--- Start RECORD LIST ---

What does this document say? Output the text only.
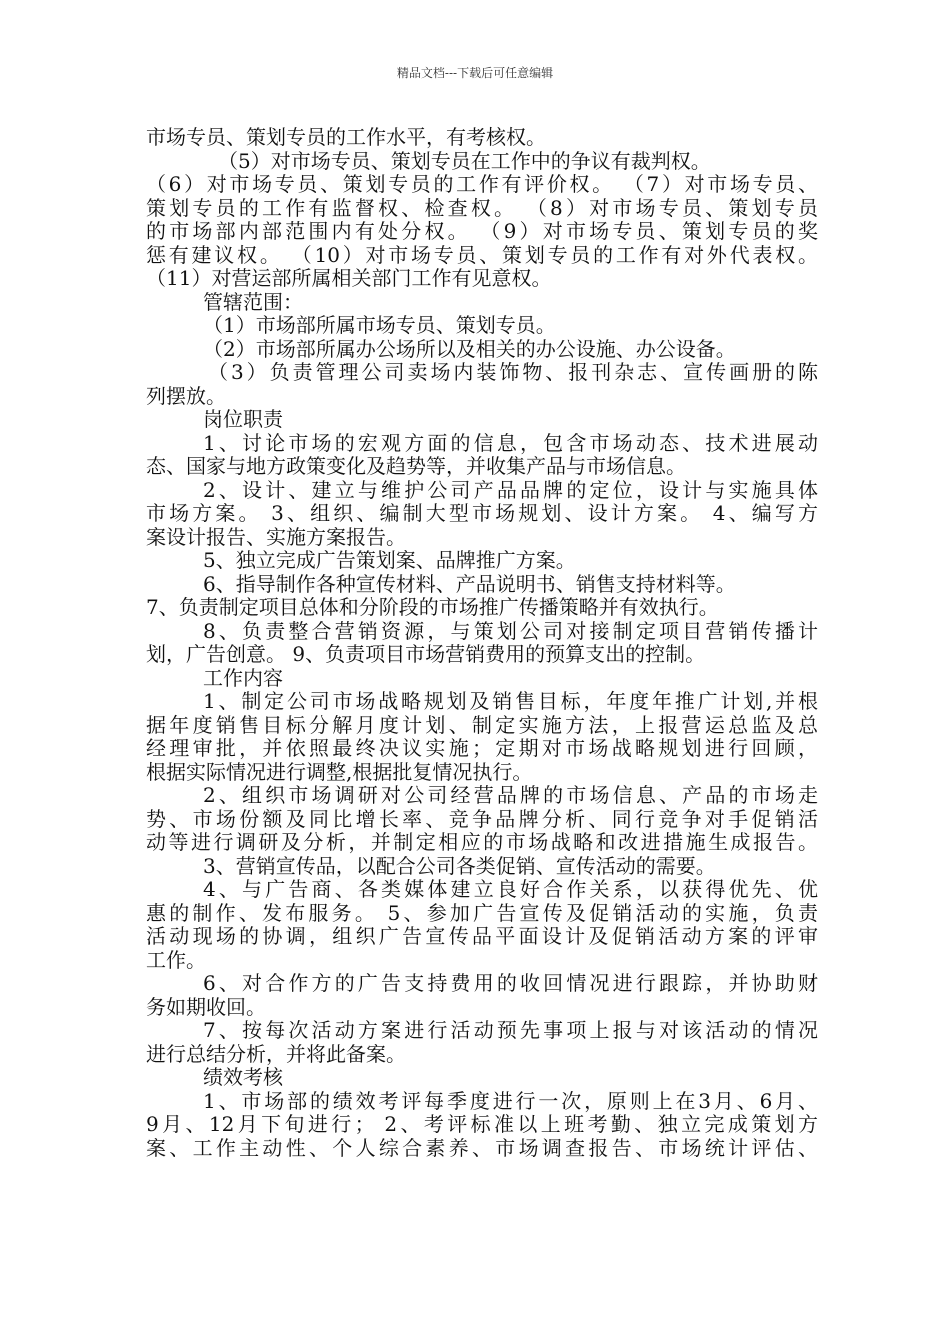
精品文档---下载后可任意编辑
市场专员、策划专员的工作水平，有考核权。
（5）对市场专员、策划专员在工作中的争议有裁判权。
（6）对市场专员、策划专员的工作有评价权。 （7）对市场专员、
策划专员的工作有监督权、检查权。 （8）对市场专员、策划专员
的市场部内部范围内有处分权。 （9）对市场专员、策划专员的奖
惩有建议权。 （10）对市场专员、策划专员的工作有对外代表权。
（11）对营运部所属相关部门工作有见意权。
管辖范围：
（1）市场部所属市场专员、策划专员。
（2）市场部所属办公场所以及相关的办公设施、办公设备。
（3）负责管理公司卖场内装饰物、报刊杂志、宣传画册的陈
列摆放。
岗位职责
1、讨论市场的宏观方面的信息，包含市场动态、技术进展动
态、国家与地方政策变化及趋势等，并收集产品与市场信息。
2、设计、建立与维护公司产品品牌的定位，设计与实施具体
市场方案。 3、组织、编制大型市场规划、设计方案。 4、编写方
案设计报告、实施方案报告。
5、独立完成广告策划案、品牌推广方案。
6、指导制作各种宣传材料、产品说明书、销售支持材料等。
7、负责制定项目总体和分阶段的市场推广传播策略并有效执行。
8、负责整合营销资源，与策划公司对接制定项目营销传播计
划，广告创意。 9、负责项目市场营销费用的预算支出的控制。
工作内容
1、制定公司市场战略规划及销售目标，年度年推广计划,并根
据年度销售目标分解月度计划、制定实施方法，上报营运总监及总
经理审批，并依照最终决议实施；定期对市场战略规划进行回顾，
根据实际情况进行调整,根据批复情况执行。
2、组织市场调研对公司经营品牌的市场信息、产品的市场走
势、市场份额及同比增长率、竞争品牌分析、同行竞争对手促销活
动等进行调研及分析，并制定相应的市场战略和改进措施生成报告。
3、营销宣传品，以配合公司各类促销、宣传活动的需要。
4、与广告商、各类媒体建立良好合作关系，以获得优先、优
惠的制作、发布服务。 5、参加广告宣传及促销活动的实施，负责
活动现场的协调，组织广告宣传品平面设计及促销活动方案的评审
工作。
6、对合作方的广告支持费用的收回情况进行跟踪，并协助财
务如期收回。
7、按每次活动方案进行活动预先事项上报与对该活动的情况
进行总结分析，并将此备案。
绩效考核
1、市场部的绩效考评每季度进行一次，原则上在3月、6月、
9月、12月下旬进行； 2、考评标准以上班考勤、独立完成策划方
案、工作主动性、个人综合素养、市场调查报告、市场统计评估、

--- End RECORD LIST ---

• GIVEN PROBLEM
Without the pictures, return the entries exactly as they appear.

• REPLY TO THE TASK
What does this document say? Output the text only.
精品文档---下载后可任意编辑
市场专员、策划专员的工作水平，有考核权。
（5）对市场专员、策划专员在工作中的争议有裁判权。
（6）对市场专员、策划专员的工作有评价权。 （7）对市场专员、
策划专员的工作有监督权、检查权。 （8）对市场专员、策划专员
的市场部内部范围内有处分权。 （9）对市场专员、策划专员的奖
惩有建议权。 （10）对市场专员、策划专员的工作有对外代表权。
（11）对营运部所属相关部门工作有见意权。
管辖范围：
（1）市场部所属市场专员、策划专员。
（2）市场部所属办公场所以及相关的办公设施、办公设备。
（3）负责管理公司卖场内装饰物、报刊杂志、宣传画册的陈
列摆放。
岗位职责
1、讨论市场的宏观方面的信息，包含市场动态、技术进展动
态、国家与地方政策变化及趋势等，并收集产品与市场信息。
2、设计、建立与维护公司产品品牌的定位，设计与实施具体
市场方案。 3、组织、编制大型市场规划、设计方案。 4、编写方
案设计报告、实施方案报告。
5、独立完成广告策划案、品牌推广方案。
6、指导制作各种宣传材料、产品说明书、销售支持材料等。
7、负责制定项目总体和分阶段的市场推广传播策略并有效执行。
8、负责整合营销资源，与策划公司对接制定项目营销传播计
划，广告创意。 9、负责项目市场营销费用的预算支出的控制。
工作内容
1、制定公司市场战略规划及销售目标，年度年推广计划,并根
据年度销售目标分解月度计划、制定实施方法，上报营运总监及总
经理审批，并依照最终决议实施；定期对市场战略规划进行回顾，
根据实际情况进行调整,根据批复情况执行。
2、组织市场调研对公司经营品牌的市场信息、产品的市场走
势、市场份额及同比增长率、竞争品牌分析、同行竞争对手促销活
动等进行调研及分析，并制定相应的市场战略和改进措施生成报告。
3、营销宣传品，以配合公司各类促销、宣传活动的需要。
4、与广告商、各类媒体建立良好合作关系，以获得优先、优
惠的制作、发布服务。 5、参加广告宣传及促销活动的实施，负责
活动现场的协调，组织广告宣传品平面设计及促销活动方案的评审
工作。
6、对合作方的广告支持费用的收回情况进行跟踪，并协助财
务如期收回。
7、按每次活动方案进行活动预先事项上报与对该活动的情况
进行总结分析，并将此备案。
绩效考核
1、市场部的绩效考评每季度进行一次，原则上在3月、6月、
9月、12月下旬进行； 2、考评标准以上班考勤、独立完成策划方
案、工作主动性、个人综合素养、市场调查报告、市场统计评估、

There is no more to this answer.